Transcribe the data in full and exactly, omitting any pictures.

TASK DATA start

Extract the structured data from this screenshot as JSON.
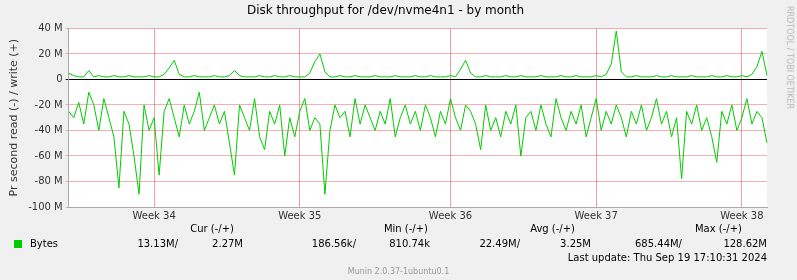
{
  "chart_data": {
    "type": "line",
    "title": "Disk throughput for /dev/nvme4n1 - by month",
    "y_label": "Pr second read (-) / write (+)",
    "grid": true,
    "ylim": [
      -100,
      40
    ],
    "yticks": [
      {
        "value": -100,
        "label": "-100 M"
      },
      {
        "value": -80,
        "label": "-80 M"
      },
      {
        "value": -60,
        "label": "-60 M"
      },
      {
        "value": -40,
        "label": "-40 M"
      },
      {
        "value": -20,
        "label": "-20 M"
      },
      0,
      {
        "value": 20,
        "label": "20 M"
      },
      {
        "value": 40,
        "label": "40 M"
      }
    ],
    "categories": [
      null,
      null,
      null,
      null,
      null,
      null,
      null,
      null,
      null,
      null,
      null,
      null,
      null,
      null,
      null,
      null,
      null,
      "Week 34",
      null,
      null,
      null,
      null,
      null,
      null,
      null,
      null,
      null,
      null,
      null,
      null,
      null,
      null,
      null,
      null,
      null,
      null,
      null,
      null,
      null,
      null,
      null,
      null,
      null,
      null,
      null,
      null,
      "Week 35",
      null,
      null,
      null,
      null,
      null,
      null,
      null,
      null,
      null,
      null,
      null,
      null,
      null,
      null,
      null,
      null,
      null,
      null,
      null,
      null,
      null,
      null,
      null,
      null,
      null,
      null,
      null,
      null,
      null,
      "Week 36",
      null,
      null,
      null,
      null,
      null,
      null,
      null,
      null,
      null,
      null,
      null,
      null,
      null,
      null,
      null,
      null,
      null,
      null,
      null,
      null,
      null,
      null,
      null,
      null,
      null,
      null,
      null,
      null,
      "Week 37",
      null,
      null,
      null,
      null,
      null,
      null,
      null,
      null,
      null,
      null,
      null,
      null,
      null,
      null,
      null,
      null,
      null,
      null,
      null,
      null,
      null,
      null,
      null,
      null,
      null,
      null,
      null,
      null,
      "Week 38",
      null,
      null,
      null,
      null,
      null
    ],
    "series": [
      {
        "name": "Bytes",
        "color": "#00cc00",
        "values": [
          5,
          3,
          2,
          2,
          7,
          2,
          3,
          2,
          2,
          3,
          2,
          2,
          3,
          2,
          2,
          2,
          3,
          2,
          2,
          4,
          9,
          15,
          4,
          2,
          2,
          3,
          2,
          2,
          2,
          3,
          2,
          2,
          3,
          7,
          3,
          2,
          2,
          2,
          3,
          2,
          2,
          3,
          2,
          2,
          3,
          2,
          2,
          2,
          5,
          14,
          20,
          6,
          2,
          2,
          3,
          2,
          2,
          3,
          2,
          2,
          2,
          3,
          2,
          2,
          2,
          3,
          2,
          2,
          2,
          3,
          2,
          2,
          3,
          2,
          2,
          2,
          3,
          2,
          8,
          15,
          5,
          2,
          2,
          3,
          2,
          2,
          2,
          3,
          2,
          2,
          3,
          2,
          2,
          2,
          3,
          2,
          2,
          2,
          3,
          2,
          2,
          3,
          2,
          2,
          2,
          3,
          2,
          4,
          12,
          38,
          6,
          2,
          2,
          3,
          2,
          2,
          2,
          3,
          2,
          2,
          3,
          2,
          2,
          2,
          3,
          2,
          2,
          2,
          3,
          2,
          2,
          3,
          2,
          2,
          3,
          2,
          4,
          10,
          22,
          3
        ],
        "read_values": [
          -25,
          -30,
          -18,
          -35,
          -10,
          -20,
          -40,
          -15,
          -30,
          -45,
          -85,
          -25,
          -35,
          -60,
          -90,
          -20,
          -40,
          -30,
          -75,
          -25,
          -15,
          -30,
          -45,
          -20,
          -35,
          -25,
          -10,
          -40,
          -30,
          -20,
          -35,
          -25,
          -50,
          -75,
          -20,
          -30,
          -40,
          -15,
          -45,
          -55,
          -25,
          -35,
          -20,
          -60,
          -30,
          -45,
          -25,
          -15,
          -40,
          -30,
          -35,
          -90,
          -40,
          -20,
          -30,
          -25,
          -45,
          -15,
          -35,
          -20,
          -30,
          -40,
          -25,
          -35,
          -15,
          -45,
          -30,
          -20,
          -35,
          -25,
          -40,
          -20,
          -30,
          -45,
          -25,
          -35,
          -15,
          -30,
          -40,
          -20,
          -25,
          -35,
          -55,
          -20,
          -40,
          -30,
          -45,
          -25,
          -35,
          -20,
          -60,
          -30,
          -25,
          -40,
          -20,
          -35,
          -45,
          -15,
          -30,
          -40,
          -25,
          -35,
          -20,
          -45,
          -30,
          -15,
          -40,
          -25,
          -35,
          -20,
          -30,
          -45,
          -25,
          -35,
          -20,
          -40,
          -30,
          -15,
          -35,
          -25,
          -45,
          -30,
          -78,
          -25,
          -35,
          -20,
          -40,
          -30,
          -45,
          -65,
          -25,
          -35,
          -20,
          -40,
          -30,
          -15,
          -35,
          -25,
          -30,
          -50
        ]
      }
    ],
    "legend_table": {
      "headers": [
        "Cur (-/+)",
        "Min (-/+)",
        "Avg (-/+)",
        "Max (-/+)"
      ],
      "cells": [
        "13.13M/",
        "2.27M",
        "186.56k/",
        "810.74k",
        "22.49M/",
        "3.25M",
        "685.44M/",
        "128.62M"
      ]
    },
    "last_update": "Last update: Thu Sep 19 17:10:31 2024",
    "credit": "Munin 2.0.37-1ubuntu0.1",
    "side_text": "RRDTOOL / TOBI OETIKER"
  }
}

TASK DATA end

- RESULT
Extract the structured data from this screenshot as JSON.
{
  "chart_data": {
    "type": "line",
    "title": "Disk throughput for /dev/nvme4n1 - by month",
    "y_label": "Pr second read (-) / write (+)",
    "grid": true,
    "ylim": [
      -100,
      40
    ],
    "yticks": [
      {
        "value": -100,
        "label": "-100 M"
      },
      {
        "value": -80,
        "label": "-80 M"
      },
      {
        "value": -60,
        "label": "-60 M"
      },
      {
        "value": -40,
        "label": "-40 M"
      },
      {
        "value": -20,
        "label": "-20 M"
      },
      0,
      {
        "value": 20,
        "label": "20 M"
      },
      {
        "value": 40,
        "label": "40 M"
      }
    ],
    "categories": [
      null,
      null,
      null,
      null,
      null,
      null,
      null,
      null,
      null,
      null,
      null,
      null,
      null,
      null,
      null,
      null,
      null,
      "Week 34",
      null,
      null,
      null,
      null,
      null,
      null,
      null,
      null,
      null,
      null,
      null,
      null,
      null,
      null,
      null,
      null,
      null,
      null,
      null,
      null,
      null,
      null,
      null,
      null,
      null,
      null,
      null,
      null,
      "Week 35",
      null,
      null,
      null,
      null,
      null,
      null,
      null,
      null,
      null,
      null,
      null,
      null,
      null,
      null,
      null,
      null,
      null,
      null,
      null,
      null,
      null,
      null,
      null,
      null,
      null,
      null,
      null,
      null,
      null,
      "Week 36",
      null,
      null,
      null,
      null,
      null,
      null,
      null,
      null,
      null,
      null,
      null,
      null,
      null,
      null,
      null,
      null,
      null,
      null,
      null,
      null,
      null,
      null,
      null,
      null,
      null,
      null,
      null,
      null,
      "Week 37",
      null,
      null,
      null,
      null,
      null,
      null,
      null,
      null,
      null,
      null,
      null,
      null,
      null,
      null,
      null,
      null,
      null,
      null,
      null,
      null,
      null,
      null,
      null,
      null,
      null,
      null,
      null,
      null,
      "Week 38",
      null,
      null,
      null,
      null,
      null
    ],
    "series": [
      {
        "name": "Bytes",
        "color": "#00cc00",
        "values": [
          5,
          3,
          2,
          2,
          7,
          2,
          3,
          2,
          2,
          3,
          2,
          2,
          3,
          2,
          2,
          2,
          3,
          2,
          2,
          4,
          9,
          15,
          4,
          2,
          2,
          3,
          2,
          2,
          2,
          3,
          2,
          2,
          3,
          7,
          3,
          2,
          2,
          2,
          3,
          2,
          2,
          3,
          2,
          2,
          3,
          2,
          2,
          2,
          5,
          14,
          20,
          6,
          2,
          2,
          3,
          2,
          2,
          3,
          2,
          2,
          2,
          3,
          2,
          2,
          2,
          3,
          2,
          2,
          2,
          3,
          2,
          2,
          3,
          2,
          2,
          2,
          3,
          2,
          8,
          15,
          5,
          2,
          2,
          3,
          2,
          2,
          2,
          3,
          2,
          2,
          3,
          2,
          2,
          2,
          3,
          2,
          2,
          2,
          3,
          2,
          2,
          3,
          2,
          2,
          2,
          3,
          2,
          4,
          12,
          38,
          6,
          2,
          2,
          3,
          2,
          2,
          2,
          3,
          2,
          2,
          3,
          2,
          2,
          2,
          3,
          2,
          2,
          2,
          3,
          2,
          2,
          3,
          2,
          2,
          3,
          2,
          4,
          10,
          22,
          3
        ],
        "read_values": [
          -25,
          -30,
          -18,
          -35,
          -10,
          -20,
          -40,
          -15,
          -30,
          -45,
          -85,
          -25,
          -35,
          -60,
          -90,
          -20,
          -40,
          -30,
          -75,
          -25,
          -15,
          -30,
          -45,
          -20,
          -35,
          -25,
          -10,
          -40,
          -30,
          -20,
          -35,
          -25,
          -50,
          -75,
          -20,
          -30,
          -40,
          -15,
          -45,
          -55,
          -25,
          -35,
          -20,
          -60,
          -30,
          -45,
          -25,
          -15,
          -40,
          -30,
          -35,
          -90,
          -40,
          -20,
          -30,
          -25,
          -45,
          -15,
          -35,
          -20,
          -30,
          -40,
          -25,
          -35,
          -15,
          -45,
          -30,
          -20,
          -35,
          -25,
          -40,
          -20,
          -30,
          -45,
          -25,
          -35,
          -15,
          -30,
          -40,
          -20,
          -25,
          -35,
          -55,
          -20,
          -40,
          -30,
          -45,
          -25,
          -35,
          -20,
          -60,
          -30,
          -25,
          -40,
          -20,
          -35,
          -45,
          -15,
          -30,
          -40,
          -25,
          -35,
          -20,
          -45,
          -30,
          -15,
          -40,
          -25,
          -35,
          -20,
          -30,
          -45,
          -25,
          -35,
          -20,
          -40,
          -30,
          -15,
          -35,
          -25,
          -45,
          -30,
          -78,
          -25,
          -35,
          -20,
          -40,
          -30,
          -45,
          -65,
          -25,
          -35,
          -20,
          -40,
          -30,
          -15,
          -35,
          -25,
          -30,
          -50
        ]
      }
    ],
    "legend_table": {
      "headers": [
        "Cur (-/+)",
        "Min (-/+)",
        "Avg (-/+)",
        "Max (-/+)"
      ],
      "cells": [
        "13.13M/",
        "2.27M",
        "186.56k/",
        "810.74k",
        "22.49M/",
        "3.25M",
        "685.44M/",
        "128.62M"
      ]
    },
    "last_update": "Last update: Thu Sep 19 17:10:31 2024",
    "credit": "Munin 2.0.37-1ubuntu0.1",
    "side_text": "RRDTOOL / TOBI OETIKER"
  }
}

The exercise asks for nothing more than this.